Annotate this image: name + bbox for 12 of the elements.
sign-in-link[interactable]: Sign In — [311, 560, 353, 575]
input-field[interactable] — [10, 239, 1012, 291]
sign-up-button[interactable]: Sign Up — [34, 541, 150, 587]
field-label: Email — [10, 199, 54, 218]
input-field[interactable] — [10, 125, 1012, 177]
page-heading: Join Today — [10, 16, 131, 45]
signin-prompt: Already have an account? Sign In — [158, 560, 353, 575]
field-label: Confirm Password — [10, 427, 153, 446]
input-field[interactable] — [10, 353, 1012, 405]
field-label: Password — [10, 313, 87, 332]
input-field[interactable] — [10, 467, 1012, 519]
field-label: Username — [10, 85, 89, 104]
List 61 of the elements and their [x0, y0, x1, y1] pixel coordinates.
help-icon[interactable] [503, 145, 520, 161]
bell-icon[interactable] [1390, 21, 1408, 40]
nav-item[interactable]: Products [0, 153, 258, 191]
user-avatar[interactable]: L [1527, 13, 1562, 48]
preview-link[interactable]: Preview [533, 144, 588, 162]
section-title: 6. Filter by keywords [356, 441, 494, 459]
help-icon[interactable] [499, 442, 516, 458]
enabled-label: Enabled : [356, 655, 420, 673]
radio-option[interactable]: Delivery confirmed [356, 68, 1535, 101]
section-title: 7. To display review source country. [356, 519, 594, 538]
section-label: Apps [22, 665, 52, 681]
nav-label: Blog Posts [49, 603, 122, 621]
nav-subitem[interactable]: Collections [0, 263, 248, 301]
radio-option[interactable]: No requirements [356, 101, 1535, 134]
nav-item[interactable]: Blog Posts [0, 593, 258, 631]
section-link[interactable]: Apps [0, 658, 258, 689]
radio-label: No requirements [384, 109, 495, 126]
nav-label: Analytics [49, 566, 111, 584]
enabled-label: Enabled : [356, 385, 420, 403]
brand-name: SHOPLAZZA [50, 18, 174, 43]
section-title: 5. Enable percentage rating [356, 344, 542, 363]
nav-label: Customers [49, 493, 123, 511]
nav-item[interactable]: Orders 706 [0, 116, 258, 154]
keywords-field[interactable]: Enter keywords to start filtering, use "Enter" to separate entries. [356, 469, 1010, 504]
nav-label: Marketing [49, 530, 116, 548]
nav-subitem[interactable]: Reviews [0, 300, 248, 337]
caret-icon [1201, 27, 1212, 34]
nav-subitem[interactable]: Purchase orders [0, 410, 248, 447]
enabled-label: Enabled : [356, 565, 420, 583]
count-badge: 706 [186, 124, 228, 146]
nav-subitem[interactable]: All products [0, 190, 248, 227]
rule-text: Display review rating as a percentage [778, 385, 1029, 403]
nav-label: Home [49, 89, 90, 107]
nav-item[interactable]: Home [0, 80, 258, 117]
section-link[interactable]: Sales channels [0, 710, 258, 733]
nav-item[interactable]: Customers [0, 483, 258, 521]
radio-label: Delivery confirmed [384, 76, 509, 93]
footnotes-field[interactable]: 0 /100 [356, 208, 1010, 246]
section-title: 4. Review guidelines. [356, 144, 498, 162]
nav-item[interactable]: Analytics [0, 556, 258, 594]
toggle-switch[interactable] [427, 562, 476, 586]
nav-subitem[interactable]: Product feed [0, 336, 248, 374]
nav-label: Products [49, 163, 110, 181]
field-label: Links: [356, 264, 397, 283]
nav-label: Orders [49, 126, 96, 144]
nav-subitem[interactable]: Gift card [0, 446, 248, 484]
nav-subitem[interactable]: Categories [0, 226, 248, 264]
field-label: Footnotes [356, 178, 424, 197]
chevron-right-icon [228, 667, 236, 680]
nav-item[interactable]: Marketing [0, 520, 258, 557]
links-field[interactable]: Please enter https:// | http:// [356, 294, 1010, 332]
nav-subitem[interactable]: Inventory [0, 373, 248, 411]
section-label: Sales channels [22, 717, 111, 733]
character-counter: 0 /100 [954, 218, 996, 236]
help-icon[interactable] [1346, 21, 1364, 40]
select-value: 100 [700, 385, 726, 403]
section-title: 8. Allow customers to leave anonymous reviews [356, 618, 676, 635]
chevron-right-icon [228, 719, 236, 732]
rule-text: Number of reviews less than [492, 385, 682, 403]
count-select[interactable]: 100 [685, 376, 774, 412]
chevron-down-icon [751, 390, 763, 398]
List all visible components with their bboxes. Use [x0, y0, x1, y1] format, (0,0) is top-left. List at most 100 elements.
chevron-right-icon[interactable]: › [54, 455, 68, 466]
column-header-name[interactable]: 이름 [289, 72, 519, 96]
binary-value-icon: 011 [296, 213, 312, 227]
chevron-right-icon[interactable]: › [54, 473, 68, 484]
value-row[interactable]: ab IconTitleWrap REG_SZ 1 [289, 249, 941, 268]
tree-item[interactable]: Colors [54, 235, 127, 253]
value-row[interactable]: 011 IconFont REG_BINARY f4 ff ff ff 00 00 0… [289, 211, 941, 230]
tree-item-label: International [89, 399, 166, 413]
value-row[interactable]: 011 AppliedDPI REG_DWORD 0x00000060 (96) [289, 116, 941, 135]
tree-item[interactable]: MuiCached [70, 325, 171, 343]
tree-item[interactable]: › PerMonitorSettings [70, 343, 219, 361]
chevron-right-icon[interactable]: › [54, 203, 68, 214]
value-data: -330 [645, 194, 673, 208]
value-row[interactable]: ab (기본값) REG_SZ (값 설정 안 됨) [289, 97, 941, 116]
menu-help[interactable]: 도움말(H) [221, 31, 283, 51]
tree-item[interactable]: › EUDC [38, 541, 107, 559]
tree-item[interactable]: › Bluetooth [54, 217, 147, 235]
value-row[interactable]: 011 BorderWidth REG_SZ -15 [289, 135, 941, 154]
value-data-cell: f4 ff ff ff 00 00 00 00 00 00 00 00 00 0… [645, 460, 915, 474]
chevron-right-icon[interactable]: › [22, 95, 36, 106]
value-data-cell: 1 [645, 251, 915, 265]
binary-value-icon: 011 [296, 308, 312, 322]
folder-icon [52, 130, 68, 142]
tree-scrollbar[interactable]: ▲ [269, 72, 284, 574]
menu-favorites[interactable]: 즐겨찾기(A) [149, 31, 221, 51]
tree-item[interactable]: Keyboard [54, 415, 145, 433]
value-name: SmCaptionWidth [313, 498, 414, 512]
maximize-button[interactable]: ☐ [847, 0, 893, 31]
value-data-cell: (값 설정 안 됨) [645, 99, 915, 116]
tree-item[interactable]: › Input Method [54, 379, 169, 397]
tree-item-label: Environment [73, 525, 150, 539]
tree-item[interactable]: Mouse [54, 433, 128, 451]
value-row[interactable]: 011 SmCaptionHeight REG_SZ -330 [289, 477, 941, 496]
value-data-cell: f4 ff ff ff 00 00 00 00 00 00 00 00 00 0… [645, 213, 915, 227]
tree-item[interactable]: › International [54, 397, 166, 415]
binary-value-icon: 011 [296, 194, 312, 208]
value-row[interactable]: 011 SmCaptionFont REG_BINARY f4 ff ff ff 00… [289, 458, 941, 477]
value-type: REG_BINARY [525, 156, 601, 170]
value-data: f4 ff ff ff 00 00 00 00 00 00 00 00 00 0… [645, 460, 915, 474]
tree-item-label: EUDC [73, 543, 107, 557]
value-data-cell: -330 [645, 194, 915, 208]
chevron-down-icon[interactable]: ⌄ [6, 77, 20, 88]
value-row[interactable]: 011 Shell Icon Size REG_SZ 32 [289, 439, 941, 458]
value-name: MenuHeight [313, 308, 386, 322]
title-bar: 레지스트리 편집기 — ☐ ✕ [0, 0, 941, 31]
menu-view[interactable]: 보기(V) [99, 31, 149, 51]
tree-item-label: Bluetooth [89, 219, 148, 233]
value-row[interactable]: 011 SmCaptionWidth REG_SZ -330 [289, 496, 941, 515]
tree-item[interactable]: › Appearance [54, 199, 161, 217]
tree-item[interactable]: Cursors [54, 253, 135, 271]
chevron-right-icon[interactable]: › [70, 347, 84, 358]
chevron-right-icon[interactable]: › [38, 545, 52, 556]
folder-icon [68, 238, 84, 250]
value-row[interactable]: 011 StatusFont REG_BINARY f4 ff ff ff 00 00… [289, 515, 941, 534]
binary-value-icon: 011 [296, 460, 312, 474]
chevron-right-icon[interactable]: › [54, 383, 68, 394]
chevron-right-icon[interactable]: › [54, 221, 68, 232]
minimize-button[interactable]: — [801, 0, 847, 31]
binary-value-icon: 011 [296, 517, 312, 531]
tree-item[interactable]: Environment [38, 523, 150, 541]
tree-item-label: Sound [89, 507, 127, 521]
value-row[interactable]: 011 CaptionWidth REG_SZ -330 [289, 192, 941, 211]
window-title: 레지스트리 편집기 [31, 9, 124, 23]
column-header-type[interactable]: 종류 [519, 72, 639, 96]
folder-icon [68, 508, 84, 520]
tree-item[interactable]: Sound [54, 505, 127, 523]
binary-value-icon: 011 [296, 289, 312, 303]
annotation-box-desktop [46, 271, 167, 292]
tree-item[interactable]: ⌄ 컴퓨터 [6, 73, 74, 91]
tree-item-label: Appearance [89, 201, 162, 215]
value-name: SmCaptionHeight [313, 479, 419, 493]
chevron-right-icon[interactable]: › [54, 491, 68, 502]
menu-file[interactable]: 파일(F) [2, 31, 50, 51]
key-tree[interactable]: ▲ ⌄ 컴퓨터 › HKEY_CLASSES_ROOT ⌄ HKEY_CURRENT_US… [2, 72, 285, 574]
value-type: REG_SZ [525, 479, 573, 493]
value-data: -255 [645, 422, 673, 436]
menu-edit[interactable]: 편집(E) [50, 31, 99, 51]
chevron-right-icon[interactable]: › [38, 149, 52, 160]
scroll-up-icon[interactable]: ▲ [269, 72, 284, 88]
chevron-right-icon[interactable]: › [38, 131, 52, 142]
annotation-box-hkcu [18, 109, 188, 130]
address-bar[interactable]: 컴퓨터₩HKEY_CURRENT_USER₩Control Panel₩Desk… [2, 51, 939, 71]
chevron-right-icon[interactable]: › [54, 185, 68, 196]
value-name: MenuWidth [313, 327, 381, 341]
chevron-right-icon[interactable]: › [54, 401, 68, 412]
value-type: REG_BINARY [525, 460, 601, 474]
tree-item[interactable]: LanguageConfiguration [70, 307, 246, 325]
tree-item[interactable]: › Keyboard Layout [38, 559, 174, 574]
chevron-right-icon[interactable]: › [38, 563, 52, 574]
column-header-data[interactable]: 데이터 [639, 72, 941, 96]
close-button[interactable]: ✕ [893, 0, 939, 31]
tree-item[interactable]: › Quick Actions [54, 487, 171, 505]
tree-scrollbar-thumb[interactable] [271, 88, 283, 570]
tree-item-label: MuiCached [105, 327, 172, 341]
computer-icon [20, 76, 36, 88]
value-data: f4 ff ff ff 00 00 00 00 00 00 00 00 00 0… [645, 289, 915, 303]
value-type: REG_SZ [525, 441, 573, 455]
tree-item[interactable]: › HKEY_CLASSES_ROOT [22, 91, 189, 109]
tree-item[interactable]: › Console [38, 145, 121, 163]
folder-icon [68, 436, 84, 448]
○ ○ ○ ○ ○
**Consigne**: Recopiez à l'identique les enregistrements, du tout début jusqu'à la ligne contenant « preview-link[interactable]: Preview [533, 144, 588, 162] », cette ligne comprise.

**Réponse complète**:
Annotate this image: name + bbox for 12 of the elements.
sign-in-link[interactable]: Sign In — [311, 560, 353, 575]
input-field[interactable] — [10, 239, 1012, 291]
sign-up-button[interactable]: Sign Up — [34, 541, 150, 587]
field-label: Email — [10, 199, 54, 218]
input-field[interactable] — [10, 125, 1012, 177]
page-heading: Join Today — [10, 16, 131, 45]
signin-prompt: Already have an account? Sign In — [158, 560, 353, 575]
field-label: Confirm Password — [10, 427, 153, 446]
input-field[interactable] — [10, 353, 1012, 405]
field-label: Password — [10, 313, 87, 332]
input-field[interactable] — [10, 467, 1012, 519]
field-label: Username — [10, 85, 89, 104]
List 61 of the elements and their [x0, y0, x1, y1] pixel coordinates.
help-icon[interactable] [503, 145, 520, 161]
bell-icon[interactable] [1390, 21, 1408, 40]
nav-item[interactable]: Products [0, 153, 258, 191]
user-avatar[interactable]: L [1527, 13, 1562, 48]
preview-link[interactable]: Preview [533, 144, 588, 162]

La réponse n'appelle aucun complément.